▸ **Prompt**
Check each line for the string "banho" and give only the count of lines that have it.

== Data in this exercise

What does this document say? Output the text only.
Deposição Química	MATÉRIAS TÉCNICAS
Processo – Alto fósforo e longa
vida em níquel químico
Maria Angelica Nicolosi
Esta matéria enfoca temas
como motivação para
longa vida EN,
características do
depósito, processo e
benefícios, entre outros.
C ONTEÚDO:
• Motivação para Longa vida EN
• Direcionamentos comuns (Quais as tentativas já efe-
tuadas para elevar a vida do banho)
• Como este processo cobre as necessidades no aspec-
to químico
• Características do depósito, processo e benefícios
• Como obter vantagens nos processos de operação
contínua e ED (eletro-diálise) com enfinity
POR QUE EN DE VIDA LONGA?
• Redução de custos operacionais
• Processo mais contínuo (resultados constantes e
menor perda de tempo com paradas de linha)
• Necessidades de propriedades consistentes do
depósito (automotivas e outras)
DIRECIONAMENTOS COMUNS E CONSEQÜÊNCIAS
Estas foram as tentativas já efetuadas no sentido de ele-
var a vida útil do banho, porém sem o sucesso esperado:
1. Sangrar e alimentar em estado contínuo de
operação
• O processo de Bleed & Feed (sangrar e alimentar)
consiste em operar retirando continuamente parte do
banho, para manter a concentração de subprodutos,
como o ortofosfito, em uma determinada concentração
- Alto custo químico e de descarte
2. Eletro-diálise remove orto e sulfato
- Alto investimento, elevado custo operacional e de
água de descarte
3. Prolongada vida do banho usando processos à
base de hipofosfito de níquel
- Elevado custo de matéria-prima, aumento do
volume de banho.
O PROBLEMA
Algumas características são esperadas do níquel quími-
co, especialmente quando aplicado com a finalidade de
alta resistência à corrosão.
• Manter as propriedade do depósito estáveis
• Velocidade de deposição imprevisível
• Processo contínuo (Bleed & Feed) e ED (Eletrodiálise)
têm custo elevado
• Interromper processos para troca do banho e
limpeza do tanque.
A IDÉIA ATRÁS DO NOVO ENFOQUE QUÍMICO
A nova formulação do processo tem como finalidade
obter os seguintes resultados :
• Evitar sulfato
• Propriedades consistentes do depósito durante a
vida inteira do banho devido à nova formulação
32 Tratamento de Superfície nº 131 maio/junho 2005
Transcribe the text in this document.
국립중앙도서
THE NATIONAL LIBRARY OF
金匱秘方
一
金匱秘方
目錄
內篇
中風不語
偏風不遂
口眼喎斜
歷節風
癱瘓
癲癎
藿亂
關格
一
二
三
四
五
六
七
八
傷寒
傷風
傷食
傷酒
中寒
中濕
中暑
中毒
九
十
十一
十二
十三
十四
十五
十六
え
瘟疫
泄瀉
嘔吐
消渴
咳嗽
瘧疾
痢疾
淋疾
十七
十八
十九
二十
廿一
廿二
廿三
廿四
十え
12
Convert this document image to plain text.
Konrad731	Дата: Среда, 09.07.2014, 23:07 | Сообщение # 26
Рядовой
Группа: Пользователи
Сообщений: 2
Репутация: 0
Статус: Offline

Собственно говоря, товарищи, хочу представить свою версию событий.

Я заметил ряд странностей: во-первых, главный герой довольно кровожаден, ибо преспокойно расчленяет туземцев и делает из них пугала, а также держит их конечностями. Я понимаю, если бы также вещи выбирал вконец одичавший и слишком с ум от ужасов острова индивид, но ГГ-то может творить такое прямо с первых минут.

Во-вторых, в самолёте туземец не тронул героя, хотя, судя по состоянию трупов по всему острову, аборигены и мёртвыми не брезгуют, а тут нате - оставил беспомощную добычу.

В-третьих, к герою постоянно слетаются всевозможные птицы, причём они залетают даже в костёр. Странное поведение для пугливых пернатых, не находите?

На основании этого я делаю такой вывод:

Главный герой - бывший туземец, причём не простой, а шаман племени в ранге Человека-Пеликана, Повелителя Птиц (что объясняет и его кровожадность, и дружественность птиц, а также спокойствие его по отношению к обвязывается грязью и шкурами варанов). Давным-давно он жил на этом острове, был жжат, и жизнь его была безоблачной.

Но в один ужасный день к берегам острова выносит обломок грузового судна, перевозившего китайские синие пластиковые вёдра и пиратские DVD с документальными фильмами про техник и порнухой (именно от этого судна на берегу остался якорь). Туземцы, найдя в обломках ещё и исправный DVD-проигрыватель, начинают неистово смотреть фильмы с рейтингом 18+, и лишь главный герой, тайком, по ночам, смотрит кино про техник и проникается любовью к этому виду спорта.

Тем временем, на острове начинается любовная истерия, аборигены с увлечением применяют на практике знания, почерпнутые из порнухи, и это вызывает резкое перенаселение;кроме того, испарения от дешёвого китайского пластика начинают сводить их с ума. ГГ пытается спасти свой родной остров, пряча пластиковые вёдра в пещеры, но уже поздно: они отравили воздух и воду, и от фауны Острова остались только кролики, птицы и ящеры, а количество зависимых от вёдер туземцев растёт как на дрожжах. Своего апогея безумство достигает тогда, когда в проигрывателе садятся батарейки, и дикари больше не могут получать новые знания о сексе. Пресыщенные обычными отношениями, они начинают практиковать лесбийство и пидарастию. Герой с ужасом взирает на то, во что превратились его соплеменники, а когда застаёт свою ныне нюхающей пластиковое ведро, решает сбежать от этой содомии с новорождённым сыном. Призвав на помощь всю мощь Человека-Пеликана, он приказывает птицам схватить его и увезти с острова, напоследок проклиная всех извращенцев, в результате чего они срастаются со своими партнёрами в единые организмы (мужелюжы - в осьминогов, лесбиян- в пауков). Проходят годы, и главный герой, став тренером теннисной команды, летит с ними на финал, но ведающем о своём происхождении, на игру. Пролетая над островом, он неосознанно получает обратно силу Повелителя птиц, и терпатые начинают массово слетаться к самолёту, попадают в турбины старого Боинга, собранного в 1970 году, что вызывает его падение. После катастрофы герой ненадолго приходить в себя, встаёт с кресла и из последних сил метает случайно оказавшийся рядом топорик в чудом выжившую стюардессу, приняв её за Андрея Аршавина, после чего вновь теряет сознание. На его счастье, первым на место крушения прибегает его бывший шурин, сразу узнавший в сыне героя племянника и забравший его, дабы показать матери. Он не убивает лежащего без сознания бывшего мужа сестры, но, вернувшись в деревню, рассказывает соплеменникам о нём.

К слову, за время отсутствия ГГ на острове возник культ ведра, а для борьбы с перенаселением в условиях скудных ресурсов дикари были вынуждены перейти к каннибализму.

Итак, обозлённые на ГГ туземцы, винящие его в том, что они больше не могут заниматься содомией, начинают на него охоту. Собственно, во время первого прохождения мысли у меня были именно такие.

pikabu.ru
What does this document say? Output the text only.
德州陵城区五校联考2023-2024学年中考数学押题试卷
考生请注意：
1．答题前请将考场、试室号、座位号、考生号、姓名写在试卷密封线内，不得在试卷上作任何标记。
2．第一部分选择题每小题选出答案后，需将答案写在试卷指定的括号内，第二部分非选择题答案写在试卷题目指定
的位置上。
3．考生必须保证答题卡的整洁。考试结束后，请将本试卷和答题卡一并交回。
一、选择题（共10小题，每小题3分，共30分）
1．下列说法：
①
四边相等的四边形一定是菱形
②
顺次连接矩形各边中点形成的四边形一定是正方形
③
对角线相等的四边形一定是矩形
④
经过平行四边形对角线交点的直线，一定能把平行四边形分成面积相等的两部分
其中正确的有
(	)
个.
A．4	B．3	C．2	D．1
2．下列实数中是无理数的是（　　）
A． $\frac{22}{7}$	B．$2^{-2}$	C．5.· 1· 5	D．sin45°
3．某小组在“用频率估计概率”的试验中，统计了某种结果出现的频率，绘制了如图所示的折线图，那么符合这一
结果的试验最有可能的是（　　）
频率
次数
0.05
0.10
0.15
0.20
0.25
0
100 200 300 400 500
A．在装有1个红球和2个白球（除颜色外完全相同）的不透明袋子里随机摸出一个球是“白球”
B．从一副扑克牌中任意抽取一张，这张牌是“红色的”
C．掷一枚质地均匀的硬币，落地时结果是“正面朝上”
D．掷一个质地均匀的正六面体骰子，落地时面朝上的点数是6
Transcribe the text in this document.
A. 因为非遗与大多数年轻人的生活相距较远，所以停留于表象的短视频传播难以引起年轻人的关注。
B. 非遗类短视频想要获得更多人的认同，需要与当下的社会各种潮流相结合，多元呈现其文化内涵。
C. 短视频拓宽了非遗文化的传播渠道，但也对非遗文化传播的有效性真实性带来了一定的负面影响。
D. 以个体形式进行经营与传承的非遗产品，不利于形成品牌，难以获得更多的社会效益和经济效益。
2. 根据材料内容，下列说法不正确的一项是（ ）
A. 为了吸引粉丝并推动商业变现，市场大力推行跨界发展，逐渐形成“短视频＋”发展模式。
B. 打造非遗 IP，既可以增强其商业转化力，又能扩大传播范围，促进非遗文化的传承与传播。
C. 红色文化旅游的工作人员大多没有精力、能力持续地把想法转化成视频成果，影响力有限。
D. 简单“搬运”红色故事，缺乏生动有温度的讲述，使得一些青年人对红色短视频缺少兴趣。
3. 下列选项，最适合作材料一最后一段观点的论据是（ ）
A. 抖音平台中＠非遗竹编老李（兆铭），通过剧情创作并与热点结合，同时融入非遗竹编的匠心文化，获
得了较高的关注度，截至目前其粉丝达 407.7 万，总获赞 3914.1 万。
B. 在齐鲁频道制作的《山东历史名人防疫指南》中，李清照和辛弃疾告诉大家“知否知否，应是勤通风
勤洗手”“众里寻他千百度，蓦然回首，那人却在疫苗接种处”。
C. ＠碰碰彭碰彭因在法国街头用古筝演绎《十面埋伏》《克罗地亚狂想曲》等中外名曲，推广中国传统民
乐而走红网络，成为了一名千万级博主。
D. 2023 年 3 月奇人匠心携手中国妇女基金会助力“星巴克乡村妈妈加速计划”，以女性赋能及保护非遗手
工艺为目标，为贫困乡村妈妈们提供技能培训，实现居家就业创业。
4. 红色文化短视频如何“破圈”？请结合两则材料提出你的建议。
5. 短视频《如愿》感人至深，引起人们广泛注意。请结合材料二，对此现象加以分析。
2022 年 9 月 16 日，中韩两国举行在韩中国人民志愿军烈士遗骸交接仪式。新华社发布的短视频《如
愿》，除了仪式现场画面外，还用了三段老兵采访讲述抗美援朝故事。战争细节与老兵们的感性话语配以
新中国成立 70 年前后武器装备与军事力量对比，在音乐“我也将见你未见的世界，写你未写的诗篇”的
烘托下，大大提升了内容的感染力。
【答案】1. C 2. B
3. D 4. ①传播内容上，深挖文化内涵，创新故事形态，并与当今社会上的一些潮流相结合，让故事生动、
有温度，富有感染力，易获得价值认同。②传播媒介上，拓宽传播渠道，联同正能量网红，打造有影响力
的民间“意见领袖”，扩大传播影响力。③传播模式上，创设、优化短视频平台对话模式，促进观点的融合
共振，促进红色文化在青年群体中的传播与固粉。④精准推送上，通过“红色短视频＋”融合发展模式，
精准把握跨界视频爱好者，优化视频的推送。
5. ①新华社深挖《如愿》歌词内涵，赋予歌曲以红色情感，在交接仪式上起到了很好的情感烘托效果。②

====

▸ **Exercise result**
7